Written instruction:
From the listing below, select every line where the word "охлаждения" appears.

━━━━━━

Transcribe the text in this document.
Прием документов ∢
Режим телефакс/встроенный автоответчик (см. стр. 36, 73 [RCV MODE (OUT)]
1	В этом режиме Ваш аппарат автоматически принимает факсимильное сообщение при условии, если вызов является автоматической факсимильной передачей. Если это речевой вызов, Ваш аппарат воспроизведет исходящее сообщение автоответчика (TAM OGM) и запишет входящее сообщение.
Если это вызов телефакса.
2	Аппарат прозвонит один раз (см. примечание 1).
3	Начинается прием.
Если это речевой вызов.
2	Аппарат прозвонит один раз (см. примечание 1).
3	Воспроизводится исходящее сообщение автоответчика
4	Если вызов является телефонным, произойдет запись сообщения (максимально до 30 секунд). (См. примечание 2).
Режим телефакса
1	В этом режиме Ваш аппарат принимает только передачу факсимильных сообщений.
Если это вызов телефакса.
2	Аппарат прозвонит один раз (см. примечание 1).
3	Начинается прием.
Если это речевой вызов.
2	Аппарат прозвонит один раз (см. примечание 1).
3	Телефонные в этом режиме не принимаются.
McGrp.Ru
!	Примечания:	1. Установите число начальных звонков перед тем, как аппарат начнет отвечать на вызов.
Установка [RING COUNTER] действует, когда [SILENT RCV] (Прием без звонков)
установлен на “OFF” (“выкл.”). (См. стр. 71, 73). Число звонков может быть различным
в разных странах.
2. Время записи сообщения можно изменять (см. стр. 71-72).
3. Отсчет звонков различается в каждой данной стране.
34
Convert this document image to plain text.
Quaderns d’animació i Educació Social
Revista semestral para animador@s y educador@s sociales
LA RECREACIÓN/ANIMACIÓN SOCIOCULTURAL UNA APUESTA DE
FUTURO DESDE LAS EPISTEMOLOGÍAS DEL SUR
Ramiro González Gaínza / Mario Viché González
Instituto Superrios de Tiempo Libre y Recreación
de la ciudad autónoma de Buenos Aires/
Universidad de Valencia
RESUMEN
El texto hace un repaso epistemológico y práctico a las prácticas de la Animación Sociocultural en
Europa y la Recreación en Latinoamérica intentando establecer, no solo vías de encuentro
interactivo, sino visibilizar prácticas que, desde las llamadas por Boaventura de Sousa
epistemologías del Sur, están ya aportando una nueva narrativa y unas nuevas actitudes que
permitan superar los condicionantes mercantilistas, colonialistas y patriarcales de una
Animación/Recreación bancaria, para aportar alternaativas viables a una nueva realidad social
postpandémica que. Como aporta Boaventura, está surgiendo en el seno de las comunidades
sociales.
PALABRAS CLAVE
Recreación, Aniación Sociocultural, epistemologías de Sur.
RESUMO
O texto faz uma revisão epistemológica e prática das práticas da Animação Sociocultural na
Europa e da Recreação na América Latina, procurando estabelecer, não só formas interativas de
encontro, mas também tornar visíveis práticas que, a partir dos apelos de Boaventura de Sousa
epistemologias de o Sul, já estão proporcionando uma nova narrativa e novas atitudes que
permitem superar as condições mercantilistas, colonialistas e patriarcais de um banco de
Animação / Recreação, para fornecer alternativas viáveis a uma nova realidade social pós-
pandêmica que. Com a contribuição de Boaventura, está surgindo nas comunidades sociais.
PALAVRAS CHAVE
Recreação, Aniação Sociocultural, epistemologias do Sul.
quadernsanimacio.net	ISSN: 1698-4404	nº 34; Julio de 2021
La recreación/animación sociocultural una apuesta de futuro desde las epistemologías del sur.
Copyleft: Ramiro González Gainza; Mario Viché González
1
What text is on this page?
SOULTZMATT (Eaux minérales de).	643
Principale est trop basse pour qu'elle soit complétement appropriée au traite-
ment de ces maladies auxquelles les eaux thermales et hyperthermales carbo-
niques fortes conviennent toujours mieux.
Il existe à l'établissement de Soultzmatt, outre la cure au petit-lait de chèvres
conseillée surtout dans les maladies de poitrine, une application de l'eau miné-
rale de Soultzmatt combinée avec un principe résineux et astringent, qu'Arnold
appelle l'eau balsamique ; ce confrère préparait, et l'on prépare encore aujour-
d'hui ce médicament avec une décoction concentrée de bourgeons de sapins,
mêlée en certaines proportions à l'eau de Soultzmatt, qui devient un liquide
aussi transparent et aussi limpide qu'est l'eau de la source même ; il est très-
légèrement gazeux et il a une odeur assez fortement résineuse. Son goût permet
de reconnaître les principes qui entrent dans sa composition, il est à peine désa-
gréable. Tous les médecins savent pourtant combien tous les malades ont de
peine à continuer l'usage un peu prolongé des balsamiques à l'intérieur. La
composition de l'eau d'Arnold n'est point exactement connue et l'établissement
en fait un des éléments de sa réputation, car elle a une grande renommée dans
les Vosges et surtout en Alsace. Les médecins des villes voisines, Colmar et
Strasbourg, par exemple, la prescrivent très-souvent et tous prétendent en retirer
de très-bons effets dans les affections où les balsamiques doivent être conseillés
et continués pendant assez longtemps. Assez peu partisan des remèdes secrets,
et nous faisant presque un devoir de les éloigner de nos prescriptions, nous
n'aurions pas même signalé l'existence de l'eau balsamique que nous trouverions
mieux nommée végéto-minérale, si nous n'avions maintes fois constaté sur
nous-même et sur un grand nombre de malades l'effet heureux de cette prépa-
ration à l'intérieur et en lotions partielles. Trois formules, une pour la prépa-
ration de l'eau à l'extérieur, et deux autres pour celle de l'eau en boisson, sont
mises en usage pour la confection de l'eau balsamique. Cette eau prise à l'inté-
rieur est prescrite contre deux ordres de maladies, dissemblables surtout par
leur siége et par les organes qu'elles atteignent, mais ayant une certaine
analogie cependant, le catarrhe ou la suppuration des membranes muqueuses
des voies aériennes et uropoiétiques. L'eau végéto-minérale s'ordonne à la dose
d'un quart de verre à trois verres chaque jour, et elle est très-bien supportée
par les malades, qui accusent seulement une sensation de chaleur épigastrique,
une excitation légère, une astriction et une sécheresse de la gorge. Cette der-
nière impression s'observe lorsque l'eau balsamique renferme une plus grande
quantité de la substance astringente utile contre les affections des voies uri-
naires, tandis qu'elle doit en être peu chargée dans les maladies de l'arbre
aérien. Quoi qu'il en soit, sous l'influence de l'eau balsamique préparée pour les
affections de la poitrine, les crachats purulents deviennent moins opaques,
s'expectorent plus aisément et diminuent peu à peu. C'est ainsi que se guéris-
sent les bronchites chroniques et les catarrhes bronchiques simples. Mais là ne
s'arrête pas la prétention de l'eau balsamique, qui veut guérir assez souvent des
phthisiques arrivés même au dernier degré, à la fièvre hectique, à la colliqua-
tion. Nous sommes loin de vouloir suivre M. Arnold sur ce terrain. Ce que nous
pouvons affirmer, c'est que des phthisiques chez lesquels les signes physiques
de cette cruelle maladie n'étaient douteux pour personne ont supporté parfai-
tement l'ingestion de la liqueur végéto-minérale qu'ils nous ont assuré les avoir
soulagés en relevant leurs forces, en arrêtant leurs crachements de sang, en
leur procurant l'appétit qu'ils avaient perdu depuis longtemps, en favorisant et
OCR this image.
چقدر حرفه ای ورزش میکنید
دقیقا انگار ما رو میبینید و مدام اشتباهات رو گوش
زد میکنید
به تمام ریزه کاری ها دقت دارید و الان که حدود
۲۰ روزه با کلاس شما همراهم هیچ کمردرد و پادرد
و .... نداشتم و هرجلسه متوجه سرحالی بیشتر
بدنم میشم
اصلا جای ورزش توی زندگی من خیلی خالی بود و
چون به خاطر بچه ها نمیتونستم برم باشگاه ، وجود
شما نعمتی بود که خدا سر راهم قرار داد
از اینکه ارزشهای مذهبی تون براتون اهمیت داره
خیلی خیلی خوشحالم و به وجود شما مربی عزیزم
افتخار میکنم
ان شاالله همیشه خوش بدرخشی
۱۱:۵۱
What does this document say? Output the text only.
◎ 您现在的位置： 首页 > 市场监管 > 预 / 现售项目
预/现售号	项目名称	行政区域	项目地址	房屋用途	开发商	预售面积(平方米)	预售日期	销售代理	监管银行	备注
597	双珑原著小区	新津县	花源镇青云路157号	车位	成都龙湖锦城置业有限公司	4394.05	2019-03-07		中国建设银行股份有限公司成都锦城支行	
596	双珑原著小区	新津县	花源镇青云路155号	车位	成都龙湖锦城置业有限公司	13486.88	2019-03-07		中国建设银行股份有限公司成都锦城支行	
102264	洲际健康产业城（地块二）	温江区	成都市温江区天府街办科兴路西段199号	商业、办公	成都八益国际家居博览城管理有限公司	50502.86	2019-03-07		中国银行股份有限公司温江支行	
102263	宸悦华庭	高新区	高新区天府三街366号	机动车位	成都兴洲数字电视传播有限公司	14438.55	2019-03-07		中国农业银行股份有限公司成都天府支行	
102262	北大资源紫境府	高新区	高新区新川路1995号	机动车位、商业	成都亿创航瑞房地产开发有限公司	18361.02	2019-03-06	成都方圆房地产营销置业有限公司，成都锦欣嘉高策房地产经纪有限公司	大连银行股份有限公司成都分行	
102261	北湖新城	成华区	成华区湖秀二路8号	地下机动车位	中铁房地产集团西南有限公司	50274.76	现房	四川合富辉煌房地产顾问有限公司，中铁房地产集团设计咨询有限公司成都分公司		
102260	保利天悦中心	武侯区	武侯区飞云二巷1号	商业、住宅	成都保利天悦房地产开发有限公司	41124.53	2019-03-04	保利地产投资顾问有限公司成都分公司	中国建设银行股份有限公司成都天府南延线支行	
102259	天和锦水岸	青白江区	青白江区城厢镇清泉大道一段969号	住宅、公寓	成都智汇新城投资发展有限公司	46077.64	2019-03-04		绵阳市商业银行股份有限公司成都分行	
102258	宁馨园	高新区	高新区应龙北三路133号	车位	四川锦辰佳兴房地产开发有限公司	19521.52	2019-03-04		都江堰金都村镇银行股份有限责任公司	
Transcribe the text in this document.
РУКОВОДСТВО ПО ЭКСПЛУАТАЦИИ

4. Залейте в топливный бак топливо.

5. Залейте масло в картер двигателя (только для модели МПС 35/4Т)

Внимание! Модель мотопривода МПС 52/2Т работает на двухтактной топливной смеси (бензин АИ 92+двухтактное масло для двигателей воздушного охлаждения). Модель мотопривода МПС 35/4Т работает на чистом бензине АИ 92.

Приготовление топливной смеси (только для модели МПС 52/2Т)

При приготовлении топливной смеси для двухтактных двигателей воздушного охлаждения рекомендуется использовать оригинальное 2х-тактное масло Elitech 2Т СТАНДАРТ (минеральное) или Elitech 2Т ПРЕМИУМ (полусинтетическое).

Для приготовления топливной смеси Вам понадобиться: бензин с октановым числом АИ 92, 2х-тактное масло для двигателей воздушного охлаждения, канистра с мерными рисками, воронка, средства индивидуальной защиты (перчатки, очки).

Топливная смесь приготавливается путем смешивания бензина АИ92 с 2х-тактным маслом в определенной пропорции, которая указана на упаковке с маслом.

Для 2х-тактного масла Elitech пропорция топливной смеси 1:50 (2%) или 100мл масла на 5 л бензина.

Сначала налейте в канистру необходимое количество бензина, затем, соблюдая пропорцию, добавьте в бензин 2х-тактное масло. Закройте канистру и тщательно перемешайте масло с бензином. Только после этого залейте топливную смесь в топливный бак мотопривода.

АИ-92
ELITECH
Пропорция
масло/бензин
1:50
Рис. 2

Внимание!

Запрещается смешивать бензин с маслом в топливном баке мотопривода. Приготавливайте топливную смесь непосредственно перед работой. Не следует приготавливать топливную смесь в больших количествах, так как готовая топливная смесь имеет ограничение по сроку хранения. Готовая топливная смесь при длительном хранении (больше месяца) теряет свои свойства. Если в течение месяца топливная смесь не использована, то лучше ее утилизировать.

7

━━━━━━

Result of the task:
Внимание! Модель мотопривода МПС 52/2Т работает на двухтактной топливной смеси (бензин АИ 92+двухтактное масло для двигателей воздушного охлаждения). Модель мотопривода МПС 35/4Т работает на чистом бензине АИ 92.
При приготовлении топливной смеси для двухтактных двигателей воздушного охлаждения рекомендуется использовать оригинальное 2х-тактное масло Elitech 2Т СТАНДАРТ (минеральное) или Elitech 2Т ПРЕМИУМ (полусинтетическое).
Для приготовления топливной смеси Вам понадобиться: бензин с октановым числом АИ 92, 2х-тактное масло для двигателей воздушного охлаждения, канистра с мерными рисками, воронка, средства индивидуальной защиты (перчатки, очки).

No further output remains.